# Start of RECORDS PROVIDED

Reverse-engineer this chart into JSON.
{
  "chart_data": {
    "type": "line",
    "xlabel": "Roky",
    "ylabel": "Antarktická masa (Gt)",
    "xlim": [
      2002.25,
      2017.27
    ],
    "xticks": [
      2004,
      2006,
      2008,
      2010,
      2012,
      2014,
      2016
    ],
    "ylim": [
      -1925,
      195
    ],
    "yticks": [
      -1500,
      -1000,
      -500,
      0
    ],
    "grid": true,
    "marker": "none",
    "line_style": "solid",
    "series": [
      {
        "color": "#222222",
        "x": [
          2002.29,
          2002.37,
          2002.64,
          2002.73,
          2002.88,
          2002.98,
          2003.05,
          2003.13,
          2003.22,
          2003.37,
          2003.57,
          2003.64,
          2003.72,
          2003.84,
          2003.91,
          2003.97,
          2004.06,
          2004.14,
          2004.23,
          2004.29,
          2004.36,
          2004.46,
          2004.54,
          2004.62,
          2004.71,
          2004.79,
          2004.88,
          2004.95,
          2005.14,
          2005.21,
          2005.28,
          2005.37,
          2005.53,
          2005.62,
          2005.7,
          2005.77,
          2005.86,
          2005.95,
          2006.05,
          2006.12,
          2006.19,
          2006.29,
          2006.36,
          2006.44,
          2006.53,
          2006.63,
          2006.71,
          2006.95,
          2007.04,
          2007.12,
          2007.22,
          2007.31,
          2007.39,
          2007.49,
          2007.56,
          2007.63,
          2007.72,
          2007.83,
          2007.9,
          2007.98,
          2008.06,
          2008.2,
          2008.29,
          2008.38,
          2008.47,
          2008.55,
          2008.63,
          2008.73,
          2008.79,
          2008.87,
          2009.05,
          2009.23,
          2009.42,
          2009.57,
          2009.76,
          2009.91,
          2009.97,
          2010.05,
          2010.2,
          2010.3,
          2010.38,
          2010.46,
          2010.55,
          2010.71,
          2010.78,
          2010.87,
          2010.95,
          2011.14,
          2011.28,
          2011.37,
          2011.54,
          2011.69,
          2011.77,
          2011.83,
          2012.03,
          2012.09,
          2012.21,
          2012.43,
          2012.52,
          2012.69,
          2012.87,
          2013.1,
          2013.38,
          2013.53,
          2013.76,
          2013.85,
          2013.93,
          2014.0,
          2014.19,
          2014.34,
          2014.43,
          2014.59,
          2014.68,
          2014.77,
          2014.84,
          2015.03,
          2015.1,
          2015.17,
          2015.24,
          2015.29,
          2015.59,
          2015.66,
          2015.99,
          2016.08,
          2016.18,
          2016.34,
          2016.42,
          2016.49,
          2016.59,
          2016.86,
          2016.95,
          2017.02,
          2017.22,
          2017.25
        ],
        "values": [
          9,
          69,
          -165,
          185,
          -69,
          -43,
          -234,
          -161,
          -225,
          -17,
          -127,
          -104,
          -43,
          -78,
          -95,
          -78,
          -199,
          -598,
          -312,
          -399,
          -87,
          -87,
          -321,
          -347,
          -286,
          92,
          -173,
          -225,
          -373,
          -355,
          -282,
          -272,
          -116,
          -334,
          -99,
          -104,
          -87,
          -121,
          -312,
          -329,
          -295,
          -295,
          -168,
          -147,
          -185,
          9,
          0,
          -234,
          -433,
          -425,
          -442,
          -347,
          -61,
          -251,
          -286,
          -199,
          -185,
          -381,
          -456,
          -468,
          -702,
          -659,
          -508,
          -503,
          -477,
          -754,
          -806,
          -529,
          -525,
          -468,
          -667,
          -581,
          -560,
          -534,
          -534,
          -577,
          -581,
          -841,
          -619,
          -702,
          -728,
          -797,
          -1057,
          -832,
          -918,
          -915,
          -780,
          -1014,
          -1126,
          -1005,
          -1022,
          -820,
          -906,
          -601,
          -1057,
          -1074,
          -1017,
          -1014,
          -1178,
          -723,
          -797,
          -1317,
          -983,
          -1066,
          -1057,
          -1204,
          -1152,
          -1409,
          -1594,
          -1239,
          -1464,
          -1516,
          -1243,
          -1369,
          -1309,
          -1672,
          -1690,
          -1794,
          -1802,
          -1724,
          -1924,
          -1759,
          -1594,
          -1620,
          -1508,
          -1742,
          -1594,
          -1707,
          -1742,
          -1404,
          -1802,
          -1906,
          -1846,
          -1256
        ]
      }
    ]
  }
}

# End of RECORDS PROVIDED

_WHAT YOU WILL DO_
Reproduce every record above exactly as it appears.

_EXERCISE RESULT_
Reverse-engineer this chart into JSON.
{
  "chart_data": {
    "type": "line",
    "xlabel": "Roky",
    "ylabel": "Antarktická masa (Gt)",
    "xlim": [
      2002.25,
      2017.27
    ],
    "xticks": [
      2004,
      2006,
      2008,
      2010,
      2012,
      2014,
      2016
    ],
    "ylim": [
      -1925,
      195
    ],
    "yticks": [
      -1500,
      -1000,
      -500,
      0
    ],
    "grid": true,
    "marker": "none",
    "line_style": "solid",
    "series": [
      {
        "color": "#222222",
        "x": [
          2002.29,
          2002.37,
          2002.64,
          2002.73,
          2002.88,
          2002.98,
          2003.05,
          2003.13,
          2003.22,
          2003.37,
          2003.57,
          2003.64,
          2003.72,
          2003.84,
          2003.91,
          2003.97,
          2004.06,
          2004.14,
          2004.23,
          2004.29,
          2004.36,
          2004.46,
          2004.54,
          2004.62,
          2004.71,
          2004.79,
          2004.88,
          2004.95,
          2005.14,
          2005.21,
          2005.28,
          2005.37,
          2005.53,
          2005.62,
          2005.7,
          2005.77,
          2005.86,
          2005.95,
          2006.05,
          2006.12,
          2006.19,
          2006.29,
          2006.36,
          2006.44,
          2006.53,
          2006.63,
          2006.71,
          2006.95,
          2007.04,
          2007.12,
          2007.22,
          2007.31,
          2007.39,
          2007.49,
          2007.56,
          2007.63,
          2007.72,
          2007.83,
          2007.9,
          2007.98,
          2008.06,
          2008.2,
          2008.29,
          2008.38,
          2008.47,
          2008.55,
          2008.63,
          2008.73,
          2008.79,
          2008.87,
          2009.05,
          2009.23,
          2009.42,
          2009.57,
          2009.76,
          2009.91,
          2009.97,
          2010.05,
          2010.2,
          2010.3,
          2010.38,
          2010.46,
          2010.55,
          2010.71,
          2010.78,
          2010.87,
          2010.95,
          2011.14,
          2011.28,
          2011.37,
          2011.54,
          2011.69,
          2011.77,
          2011.83,
          2012.03,
          2012.09,
          2012.21,
          2012.43,
          2012.52,
          2012.69,
          2012.87,
          2013.1,
          2013.38,
          2013.53,
          2013.76,
          2013.85,
          2013.93,
          2014.0,
          2014.19,
          2014.34,
          2014.43,
          2014.59,
          2014.68,
          2014.77,
          2014.84,
          2015.03,
          2015.1,
          2015.17,
          2015.24,
          2015.29,
          2015.59,
          2015.66,
          2015.99,
          2016.08,
          2016.18,
          2016.34,
          2016.42,
          2016.49,
          2016.59,
          2016.86,
          2016.95,
          2017.02,
          2017.22,
          2017.25
        ],
        "values": [
          9,
          69,
          -165,
          185,
          -69,
          -43,
          -234,
          -161,
          -225,
          -17,
          -127,
          -104,
          -43,
          -78,
          -95,
          -78,
          -199,
          -598,
          -312,
          -399,
          -87,
          -87,
          -321,
          -347,
          -286,
          92,
          -173,
          -225,
          -373,
          -355,
          -282,
          -272,
          -116,
          -334,
          -99,
          -104,
          -87,
          -121,
          -312,
          -329,
          -295,
          -295,
          -168,
          -147,
          -185,
          9,
          0,
          -234,
          -433,
          -425,
          -442,
          -347,
          -61,
          -251,
          -286,
          -199,
          -185,
          -381,
          -456,
          -468,
          -702,
          -659,
          -508,
          -503,
          -477,
          -754,
          -806,
          -529,
          -525,
          -468,
          -667,
          -581,
          -560,
          -534,
          -534,
          -577,
          -581,
          -841,
          -619,
          -702,
          -728,
          -797,
          -1057,
          -832,
          -918,
          -915,
          -780,
          -1014,
          -1126,
          -1005,
          -1022,
          -820,
          -906,
          -601,
          -1057,
          -1074,
          -1017,
          -1014,
          -1178,
          -723,
          -797,
          -1317,
          -983,
          -1066,
          -1057,
          -1204,
          -1152,
          -1409,
          -1594,
          -1239,
          -1464,
          -1516,
          -1243,
          -1369,
          -1309,
          -1672,
          -1690,
          -1794,
          -1802,
          -1724,
          -1924,
          -1759,
          -1594,
          -1620,
          -1508,
          -1742,
          -1594,
          -1707,
          -1742,
          -1404,
          -1802,
          -1906,
          -1846,
          -1256
        ]
      }
    ]
  }
}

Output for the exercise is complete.